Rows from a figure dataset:
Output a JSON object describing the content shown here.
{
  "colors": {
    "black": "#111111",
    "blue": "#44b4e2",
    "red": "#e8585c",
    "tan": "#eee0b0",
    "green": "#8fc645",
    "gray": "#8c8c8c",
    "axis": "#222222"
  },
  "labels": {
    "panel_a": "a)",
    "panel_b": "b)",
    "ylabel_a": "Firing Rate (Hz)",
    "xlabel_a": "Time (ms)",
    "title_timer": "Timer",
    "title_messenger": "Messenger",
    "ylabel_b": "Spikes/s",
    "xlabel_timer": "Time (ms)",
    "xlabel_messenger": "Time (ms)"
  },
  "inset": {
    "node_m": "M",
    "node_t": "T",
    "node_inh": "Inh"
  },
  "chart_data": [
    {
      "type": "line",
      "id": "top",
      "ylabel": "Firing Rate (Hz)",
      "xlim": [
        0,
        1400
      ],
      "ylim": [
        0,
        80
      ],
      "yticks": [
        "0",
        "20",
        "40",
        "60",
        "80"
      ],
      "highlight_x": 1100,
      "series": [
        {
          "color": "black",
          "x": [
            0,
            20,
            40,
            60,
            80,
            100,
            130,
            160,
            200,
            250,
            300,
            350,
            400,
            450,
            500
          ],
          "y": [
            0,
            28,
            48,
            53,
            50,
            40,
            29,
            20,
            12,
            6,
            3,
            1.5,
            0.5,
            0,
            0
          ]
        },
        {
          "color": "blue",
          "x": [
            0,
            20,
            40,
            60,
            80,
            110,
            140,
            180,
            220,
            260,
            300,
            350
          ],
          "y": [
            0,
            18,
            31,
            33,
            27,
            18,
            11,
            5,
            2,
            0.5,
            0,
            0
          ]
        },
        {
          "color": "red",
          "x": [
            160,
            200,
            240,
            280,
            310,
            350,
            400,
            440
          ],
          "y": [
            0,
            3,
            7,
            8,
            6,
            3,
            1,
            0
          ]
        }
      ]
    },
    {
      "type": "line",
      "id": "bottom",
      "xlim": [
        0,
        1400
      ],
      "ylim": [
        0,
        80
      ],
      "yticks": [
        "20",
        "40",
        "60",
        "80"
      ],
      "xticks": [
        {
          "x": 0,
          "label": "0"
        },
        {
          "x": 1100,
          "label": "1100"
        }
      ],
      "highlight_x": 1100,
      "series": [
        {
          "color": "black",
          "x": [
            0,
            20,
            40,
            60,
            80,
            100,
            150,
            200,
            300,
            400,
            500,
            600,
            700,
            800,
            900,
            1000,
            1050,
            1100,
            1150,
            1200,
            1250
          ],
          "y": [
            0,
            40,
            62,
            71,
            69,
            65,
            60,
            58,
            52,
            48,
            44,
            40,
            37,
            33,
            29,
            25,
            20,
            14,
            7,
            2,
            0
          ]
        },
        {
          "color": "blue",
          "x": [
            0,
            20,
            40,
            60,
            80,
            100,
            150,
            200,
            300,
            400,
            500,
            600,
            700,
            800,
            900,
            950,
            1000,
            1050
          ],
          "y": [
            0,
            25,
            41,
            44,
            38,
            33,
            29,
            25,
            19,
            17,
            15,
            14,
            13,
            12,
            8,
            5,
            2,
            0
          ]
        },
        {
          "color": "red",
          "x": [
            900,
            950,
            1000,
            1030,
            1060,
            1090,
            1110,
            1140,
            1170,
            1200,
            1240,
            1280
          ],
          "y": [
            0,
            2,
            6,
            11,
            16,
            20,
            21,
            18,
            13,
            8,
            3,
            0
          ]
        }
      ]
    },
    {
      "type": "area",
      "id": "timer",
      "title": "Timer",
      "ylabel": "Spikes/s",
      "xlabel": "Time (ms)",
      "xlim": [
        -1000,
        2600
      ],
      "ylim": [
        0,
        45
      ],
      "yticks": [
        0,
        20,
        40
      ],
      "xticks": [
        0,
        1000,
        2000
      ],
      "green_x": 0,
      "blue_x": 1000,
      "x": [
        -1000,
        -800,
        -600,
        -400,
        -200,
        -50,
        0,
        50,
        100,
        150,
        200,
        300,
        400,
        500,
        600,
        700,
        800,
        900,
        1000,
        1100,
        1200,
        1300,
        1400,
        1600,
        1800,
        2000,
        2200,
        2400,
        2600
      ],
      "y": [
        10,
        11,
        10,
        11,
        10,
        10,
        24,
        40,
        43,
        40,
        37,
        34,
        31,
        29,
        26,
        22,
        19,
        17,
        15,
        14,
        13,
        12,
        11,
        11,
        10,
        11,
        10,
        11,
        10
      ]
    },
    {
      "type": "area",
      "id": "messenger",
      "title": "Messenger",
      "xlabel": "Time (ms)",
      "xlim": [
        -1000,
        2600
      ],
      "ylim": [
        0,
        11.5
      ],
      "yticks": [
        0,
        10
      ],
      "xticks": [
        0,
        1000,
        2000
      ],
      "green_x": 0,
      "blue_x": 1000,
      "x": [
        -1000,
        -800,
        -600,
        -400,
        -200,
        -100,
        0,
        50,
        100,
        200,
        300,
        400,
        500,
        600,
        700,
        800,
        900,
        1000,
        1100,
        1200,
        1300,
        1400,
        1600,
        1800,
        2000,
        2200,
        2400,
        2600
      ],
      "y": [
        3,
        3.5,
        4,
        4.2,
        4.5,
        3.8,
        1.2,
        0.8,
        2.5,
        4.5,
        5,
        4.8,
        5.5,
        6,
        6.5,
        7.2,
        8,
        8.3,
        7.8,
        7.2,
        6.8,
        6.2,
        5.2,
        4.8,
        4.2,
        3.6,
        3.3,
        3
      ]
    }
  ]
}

_EXERCISE BRIEF:_
Copy each line of the data exactly, leaving nothing out.

_FINISHED ANSWER:_
Output a JSON object describing the content shown here.
{
  "colors": {
    "black": "#111111",
    "blue": "#44b4e2",
    "red": "#e8585c",
    "tan": "#eee0b0",
    "green": "#8fc645",
    "gray": "#8c8c8c",
    "axis": "#222222"
  },
  "labels": {
    "panel_a": "a)",
    "panel_b": "b)",
    "ylabel_a": "Firing Rate (Hz)",
    "xlabel_a": "Time (ms)",
    "title_timer": "Timer",
    "title_messenger": "Messenger",
    "ylabel_b": "Spikes/s",
    "xlabel_timer": "Time (ms)",
    "xlabel_messenger": "Time (ms)"
  },
  "inset": {
    "node_m": "M",
    "node_t": "T",
    "node_inh": "Inh"
  },
  "chart_data": [
    {
      "type": "line",
      "id": "top",
      "ylabel": "Firing Rate (Hz)",
      "xlim": [
        0,
        1400
      ],
      "ylim": [
        0,
        80
      ],
      "yticks": [
        "0",
        "20",
        "40",
        "60",
        "80"
      ],
      "highlight_x": 1100,
      "series": [
        {
          "color": "black",
          "x": [
            0,
            20,
            40,
            60,
            80,
            100,
            130,
            160,
            200,
            250,
            300,
            350,
            400,
            450,
            500
          ],
          "y": [
            0,
            28,
            48,
            53,
            50,
            40,
            29,
            20,
            12,
            6,
            3,
            1.5,
            0.5,
            0,
            0
          ]
        },
        {
          "color": "blue",
          "x": [
            0,
            20,
            40,
            60,
            80,
            110,
            140,
            180,
            220,
            260,
            300,
            350
          ],
          "y": [
            0,
            18,
            31,
            33,
            27,
            18,
            11,
            5,
            2,
            0.5,
            0,
            0
          ]
        },
        {
          "color": "red",
          "x": [
            160,
            200,
            240,
            280,
            310,
            350,
            400,
            440
          ],
          "y": [
            0,
            3,
            7,
            8,
            6,
            3,
            1,
            0
          ]
        }
      ]
    },
    {
      "type": "line",
      "id": "bottom",
      "xlim": [
        0,
        1400
      ],
      "ylim": [
        0,
        80
      ],
      "yticks": [
        "20",
        "40",
        "60",
        "80"
      ],
      "xticks": [
        {
          "x": 0,
          "label": "0"
        },
        {
          "x": 1100,
          "label": "1100"
        }
      ],
      "highlight_x": 1100,
      "series": [
        {
          "color": "black",
          "x": [
            0,
            20,
            40,
            60,
            80,
            100,
            150,
            200,
            300,
            400,
            500,
            600,
            700,
            800,
            900,
            1000,
            1050,
            1100,
            1150,
            1200,
            1250
          ],
          "y": [
            0,
            40,
            62,
            71,
            69,
            65,
            60,
            58,
            52,
            48,
            44,
            40,
            37,
            33,
            29,
            25,
            20,
            14,
            7,
            2,
            0
          ]
        },
        {
          "color": "blue",
          "x": [
            0,
            20,
            40,
            60,
            80,
            100,
            150,
            200,
            300,
            400,
            500,
            600,
            700,
            800,
            900,
            950,
            1000,
            1050
          ],
          "y": [
            0,
            25,
            41,
            44,
            38,
            33,
            29,
            25,
            19,
            17,
            15,
            14,
            13,
            12,
            8,
            5,
            2,
            0
          ]
        },
        {
          "color": "red",
          "x": [
            900,
            950,
            1000,
            1030,
            1060,
            1090,
            1110,
            1140,
            1170,
            1200,
            1240,
            1280
          ],
          "y": [
            0,
            2,
            6,
            11,
            16,
            20,
            21,
            18,
            13,
            8,
            3,
            0
          ]
        }
      ]
    },
    {
      "type": "area",
      "id": "timer",
      "title": "Timer",
      "ylabel": "Spikes/s",
      "xlabel": "Time (ms)",
      "xlim": [
        -1000,
        2600
      ],
      "ylim": [
        0,
        45
      ],
      "yticks": [
        0,
        20,
        40
      ],
      "xticks": [
        0,
        1000,
        2000
      ],
      "green_x": 0,
      "blue_x": 1000,
      "x": [
        -1000,
        -800,
        -600,
        -400,
        -200,
        -50,
        0,
        50,
        100,
        150,
        200,
        300,
        400,
        500,
        600,
        700,
        800,
        900,
        1000,
        1100,
        1200,
        1300,
        1400,
        1600,
        1800,
        2000,
        2200,
        2400,
        2600
      ],
      "y": [
        10,
        11,
        10,
        11,
        10,
        10,
        24,
        40,
        43,
        40,
        37,
        34,
        31,
        29,
        26,
        22,
        19,
        17,
        15,
        14,
        13,
        12,
        11,
        11,
        10,
        11,
        10,
        11,
        10
      ]
    },
    {
      "type": "area",
      "id": "messenger",
      "title": "Messenger",
      "xlabel": "Time (ms)",
      "xlim": [
        -1000,
        2600
      ],
      "ylim": [
        0,
        11.5
      ],
      "yticks": [
        0,
        10
      ],
      "xticks": [
        0,
        1000,
        2000
      ],
      "green_x": 0,
      "blue_x": 1000,
      "x": [
        -1000,
        -800,
        -600,
        -400,
        -200,
        -100,
        0,
        50,
        100,
        200,
        300,
        400,
        500,
        600,
        700,
        800,
        900,
        1000,
        1100,
        1200,
        1300,
        1400,
        1600,
        1800,
        2000,
        2200,
        2400,
        2600
      ],
      "y": [
        3,
        3.5,
        4,
        4.2,
        4.5,
        3.8,
        1.2,
        0.8,
        2.5,
        4.5,
        5,
        4.8,
        5.5,
        6,
        6.5,
        7.2,
        8,
        8.3,
        7.8,
        7.2,
        6.8,
        6.2,
        5.2,
        4.8,
        4.2,
        3.6,
        3.3,
        3
      ]
    }
  ]
}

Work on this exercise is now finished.